## START Entries provided

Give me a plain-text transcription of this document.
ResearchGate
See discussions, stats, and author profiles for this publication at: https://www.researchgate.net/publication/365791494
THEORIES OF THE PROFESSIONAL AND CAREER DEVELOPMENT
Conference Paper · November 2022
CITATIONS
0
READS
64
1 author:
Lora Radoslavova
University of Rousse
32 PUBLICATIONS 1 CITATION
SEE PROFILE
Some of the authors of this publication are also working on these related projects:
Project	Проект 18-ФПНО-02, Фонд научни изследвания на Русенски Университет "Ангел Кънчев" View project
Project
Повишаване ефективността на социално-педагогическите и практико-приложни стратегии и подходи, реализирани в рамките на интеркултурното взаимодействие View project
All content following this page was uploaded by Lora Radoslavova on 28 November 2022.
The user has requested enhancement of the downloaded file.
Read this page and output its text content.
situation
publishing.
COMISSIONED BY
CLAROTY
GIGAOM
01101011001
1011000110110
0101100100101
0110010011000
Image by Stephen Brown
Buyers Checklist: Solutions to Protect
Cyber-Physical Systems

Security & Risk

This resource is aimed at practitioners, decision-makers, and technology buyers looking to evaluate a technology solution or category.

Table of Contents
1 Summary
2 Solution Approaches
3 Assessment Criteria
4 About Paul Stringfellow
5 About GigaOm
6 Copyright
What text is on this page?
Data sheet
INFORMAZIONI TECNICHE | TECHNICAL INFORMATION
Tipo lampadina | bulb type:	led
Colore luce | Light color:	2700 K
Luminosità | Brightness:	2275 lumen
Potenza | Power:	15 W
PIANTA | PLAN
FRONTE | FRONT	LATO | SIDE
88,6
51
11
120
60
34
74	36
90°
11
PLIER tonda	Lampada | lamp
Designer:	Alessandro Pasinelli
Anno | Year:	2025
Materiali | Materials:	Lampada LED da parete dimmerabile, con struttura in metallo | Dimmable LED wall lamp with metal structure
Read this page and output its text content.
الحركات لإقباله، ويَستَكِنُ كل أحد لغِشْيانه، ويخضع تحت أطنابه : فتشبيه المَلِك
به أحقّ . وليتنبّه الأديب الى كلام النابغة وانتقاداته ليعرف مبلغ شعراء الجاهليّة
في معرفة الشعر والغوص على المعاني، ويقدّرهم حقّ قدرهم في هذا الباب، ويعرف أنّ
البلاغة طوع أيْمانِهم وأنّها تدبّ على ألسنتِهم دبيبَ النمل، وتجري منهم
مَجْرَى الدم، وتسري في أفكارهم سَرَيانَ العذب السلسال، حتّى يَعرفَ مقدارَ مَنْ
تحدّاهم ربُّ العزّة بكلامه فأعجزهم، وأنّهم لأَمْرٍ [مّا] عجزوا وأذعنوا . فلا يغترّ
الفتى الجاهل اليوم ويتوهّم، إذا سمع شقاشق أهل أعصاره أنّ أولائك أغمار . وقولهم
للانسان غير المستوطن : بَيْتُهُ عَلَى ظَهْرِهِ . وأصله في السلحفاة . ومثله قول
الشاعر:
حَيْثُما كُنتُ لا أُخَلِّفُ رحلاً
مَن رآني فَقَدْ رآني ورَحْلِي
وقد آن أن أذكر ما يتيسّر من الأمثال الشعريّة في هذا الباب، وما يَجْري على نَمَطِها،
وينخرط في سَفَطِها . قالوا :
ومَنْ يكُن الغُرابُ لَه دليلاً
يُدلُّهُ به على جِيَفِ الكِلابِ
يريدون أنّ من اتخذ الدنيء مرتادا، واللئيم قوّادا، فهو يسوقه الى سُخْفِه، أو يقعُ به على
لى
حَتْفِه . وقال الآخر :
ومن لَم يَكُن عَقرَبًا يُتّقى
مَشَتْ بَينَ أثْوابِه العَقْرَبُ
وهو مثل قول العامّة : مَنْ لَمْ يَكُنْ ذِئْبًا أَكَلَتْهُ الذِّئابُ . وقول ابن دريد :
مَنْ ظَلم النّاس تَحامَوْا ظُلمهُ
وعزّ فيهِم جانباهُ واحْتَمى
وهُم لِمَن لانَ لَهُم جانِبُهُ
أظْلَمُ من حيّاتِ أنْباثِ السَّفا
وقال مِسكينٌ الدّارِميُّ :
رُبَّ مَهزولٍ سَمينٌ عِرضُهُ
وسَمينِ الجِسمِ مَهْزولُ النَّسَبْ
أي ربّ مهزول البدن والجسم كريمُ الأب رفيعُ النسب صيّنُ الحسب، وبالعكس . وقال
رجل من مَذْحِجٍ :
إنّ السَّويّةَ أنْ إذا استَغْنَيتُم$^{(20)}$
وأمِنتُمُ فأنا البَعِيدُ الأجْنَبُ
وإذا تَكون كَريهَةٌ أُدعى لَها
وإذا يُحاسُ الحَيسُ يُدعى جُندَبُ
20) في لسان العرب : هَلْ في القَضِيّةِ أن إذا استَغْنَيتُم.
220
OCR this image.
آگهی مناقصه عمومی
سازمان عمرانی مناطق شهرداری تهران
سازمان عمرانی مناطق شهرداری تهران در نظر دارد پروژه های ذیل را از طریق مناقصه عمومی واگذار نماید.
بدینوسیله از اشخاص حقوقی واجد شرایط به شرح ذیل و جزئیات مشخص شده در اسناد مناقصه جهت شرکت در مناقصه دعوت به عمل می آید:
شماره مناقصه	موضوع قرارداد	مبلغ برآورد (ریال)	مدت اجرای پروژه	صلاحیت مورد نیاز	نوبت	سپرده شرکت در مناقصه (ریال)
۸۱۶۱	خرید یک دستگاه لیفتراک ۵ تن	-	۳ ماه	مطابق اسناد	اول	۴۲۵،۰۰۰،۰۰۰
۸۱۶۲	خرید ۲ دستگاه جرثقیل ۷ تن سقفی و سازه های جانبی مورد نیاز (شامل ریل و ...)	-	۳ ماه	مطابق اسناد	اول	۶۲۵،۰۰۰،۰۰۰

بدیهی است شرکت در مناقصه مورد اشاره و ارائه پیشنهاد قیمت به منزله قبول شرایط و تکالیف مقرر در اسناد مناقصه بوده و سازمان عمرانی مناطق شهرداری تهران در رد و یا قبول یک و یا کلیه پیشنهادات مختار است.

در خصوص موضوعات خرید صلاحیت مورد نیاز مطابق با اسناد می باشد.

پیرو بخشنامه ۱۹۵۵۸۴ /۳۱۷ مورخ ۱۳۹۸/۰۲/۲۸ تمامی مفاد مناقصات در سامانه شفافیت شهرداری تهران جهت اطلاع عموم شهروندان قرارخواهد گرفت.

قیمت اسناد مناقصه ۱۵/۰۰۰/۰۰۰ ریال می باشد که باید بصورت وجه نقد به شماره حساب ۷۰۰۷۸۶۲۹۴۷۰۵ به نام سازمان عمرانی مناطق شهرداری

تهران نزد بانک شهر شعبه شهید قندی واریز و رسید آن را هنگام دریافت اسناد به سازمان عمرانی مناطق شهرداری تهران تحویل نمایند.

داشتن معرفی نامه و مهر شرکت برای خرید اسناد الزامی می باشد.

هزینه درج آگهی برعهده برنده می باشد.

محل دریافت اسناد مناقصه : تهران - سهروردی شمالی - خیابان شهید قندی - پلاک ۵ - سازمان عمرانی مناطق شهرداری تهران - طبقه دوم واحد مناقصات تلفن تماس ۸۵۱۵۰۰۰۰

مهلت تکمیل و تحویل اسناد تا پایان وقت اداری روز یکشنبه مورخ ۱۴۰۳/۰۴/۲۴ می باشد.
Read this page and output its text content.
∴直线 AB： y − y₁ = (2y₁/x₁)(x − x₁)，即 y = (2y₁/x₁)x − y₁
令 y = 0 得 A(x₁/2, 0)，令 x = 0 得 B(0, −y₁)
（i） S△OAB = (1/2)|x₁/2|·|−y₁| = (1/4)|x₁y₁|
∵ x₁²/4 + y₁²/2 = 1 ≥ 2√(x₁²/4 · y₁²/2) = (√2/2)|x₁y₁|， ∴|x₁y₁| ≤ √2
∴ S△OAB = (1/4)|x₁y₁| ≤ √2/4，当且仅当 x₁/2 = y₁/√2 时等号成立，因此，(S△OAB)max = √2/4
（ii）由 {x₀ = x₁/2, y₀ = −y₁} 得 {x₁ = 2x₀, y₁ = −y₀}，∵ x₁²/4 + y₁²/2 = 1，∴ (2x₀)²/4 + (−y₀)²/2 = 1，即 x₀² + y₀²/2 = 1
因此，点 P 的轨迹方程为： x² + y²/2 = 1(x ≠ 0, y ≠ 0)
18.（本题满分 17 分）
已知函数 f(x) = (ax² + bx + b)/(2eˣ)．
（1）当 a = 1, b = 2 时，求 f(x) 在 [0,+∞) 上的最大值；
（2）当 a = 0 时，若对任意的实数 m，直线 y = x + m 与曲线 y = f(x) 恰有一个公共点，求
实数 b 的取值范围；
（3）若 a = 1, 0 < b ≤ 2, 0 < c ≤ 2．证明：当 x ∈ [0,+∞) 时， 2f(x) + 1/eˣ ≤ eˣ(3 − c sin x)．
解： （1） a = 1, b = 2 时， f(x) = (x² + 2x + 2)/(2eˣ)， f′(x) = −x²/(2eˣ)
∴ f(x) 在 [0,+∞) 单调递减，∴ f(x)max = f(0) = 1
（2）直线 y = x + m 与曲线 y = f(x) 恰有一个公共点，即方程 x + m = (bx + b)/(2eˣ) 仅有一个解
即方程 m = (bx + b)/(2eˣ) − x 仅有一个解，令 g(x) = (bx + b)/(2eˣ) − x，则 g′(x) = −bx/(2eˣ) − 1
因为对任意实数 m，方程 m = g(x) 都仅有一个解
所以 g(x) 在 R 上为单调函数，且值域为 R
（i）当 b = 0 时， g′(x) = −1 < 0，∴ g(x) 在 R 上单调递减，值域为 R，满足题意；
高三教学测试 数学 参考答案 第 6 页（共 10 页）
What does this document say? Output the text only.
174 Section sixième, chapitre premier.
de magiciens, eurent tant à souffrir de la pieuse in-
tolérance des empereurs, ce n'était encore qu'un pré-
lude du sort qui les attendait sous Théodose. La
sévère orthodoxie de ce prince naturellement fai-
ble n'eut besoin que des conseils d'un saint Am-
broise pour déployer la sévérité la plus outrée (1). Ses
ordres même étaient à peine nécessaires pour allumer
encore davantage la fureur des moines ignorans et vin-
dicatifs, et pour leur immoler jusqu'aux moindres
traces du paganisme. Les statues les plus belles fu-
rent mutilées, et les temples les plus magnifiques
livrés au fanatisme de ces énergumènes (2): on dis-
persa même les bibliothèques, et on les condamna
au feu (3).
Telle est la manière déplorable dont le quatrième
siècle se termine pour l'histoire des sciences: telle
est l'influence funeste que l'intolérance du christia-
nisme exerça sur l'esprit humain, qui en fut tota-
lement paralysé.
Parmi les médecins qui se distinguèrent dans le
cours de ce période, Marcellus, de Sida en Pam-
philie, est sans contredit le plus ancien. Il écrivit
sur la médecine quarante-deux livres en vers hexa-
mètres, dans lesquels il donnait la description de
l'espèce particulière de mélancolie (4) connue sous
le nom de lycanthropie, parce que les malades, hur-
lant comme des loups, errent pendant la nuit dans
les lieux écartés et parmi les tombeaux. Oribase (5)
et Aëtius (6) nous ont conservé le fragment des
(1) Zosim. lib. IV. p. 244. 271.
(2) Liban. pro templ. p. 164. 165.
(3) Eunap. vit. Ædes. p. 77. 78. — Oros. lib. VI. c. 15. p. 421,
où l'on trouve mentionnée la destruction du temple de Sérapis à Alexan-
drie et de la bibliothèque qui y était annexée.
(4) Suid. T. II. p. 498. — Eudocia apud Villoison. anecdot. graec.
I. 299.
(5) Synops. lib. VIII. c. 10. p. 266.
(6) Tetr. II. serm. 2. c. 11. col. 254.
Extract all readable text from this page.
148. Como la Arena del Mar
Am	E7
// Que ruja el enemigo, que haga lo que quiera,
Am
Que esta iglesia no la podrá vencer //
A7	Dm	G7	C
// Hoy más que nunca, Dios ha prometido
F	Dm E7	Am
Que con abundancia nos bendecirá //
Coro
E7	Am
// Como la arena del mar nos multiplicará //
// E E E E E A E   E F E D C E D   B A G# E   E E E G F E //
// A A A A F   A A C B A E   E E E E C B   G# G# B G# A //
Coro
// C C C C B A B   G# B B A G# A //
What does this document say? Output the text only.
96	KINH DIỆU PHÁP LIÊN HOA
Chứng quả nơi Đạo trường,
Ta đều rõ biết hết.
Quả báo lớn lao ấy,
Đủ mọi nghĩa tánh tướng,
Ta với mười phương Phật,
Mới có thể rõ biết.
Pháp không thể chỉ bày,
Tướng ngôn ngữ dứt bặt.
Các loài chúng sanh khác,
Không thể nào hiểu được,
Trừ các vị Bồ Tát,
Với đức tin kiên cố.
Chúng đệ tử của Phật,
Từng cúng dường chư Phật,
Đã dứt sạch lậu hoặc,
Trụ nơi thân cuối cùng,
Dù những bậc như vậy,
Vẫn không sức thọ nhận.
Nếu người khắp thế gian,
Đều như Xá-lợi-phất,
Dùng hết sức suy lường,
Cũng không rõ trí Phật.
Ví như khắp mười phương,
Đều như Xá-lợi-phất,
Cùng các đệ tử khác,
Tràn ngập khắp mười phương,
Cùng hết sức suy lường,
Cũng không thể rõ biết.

## END Entries provided

- _Exercise objective_: Which lines hold the word "encore"? Return all of them from the records above.

- _Complete response_:
tolérance des empereurs, ce n'était encore qu'un pré-
encore davantage la fureur des moines ignorans et vin-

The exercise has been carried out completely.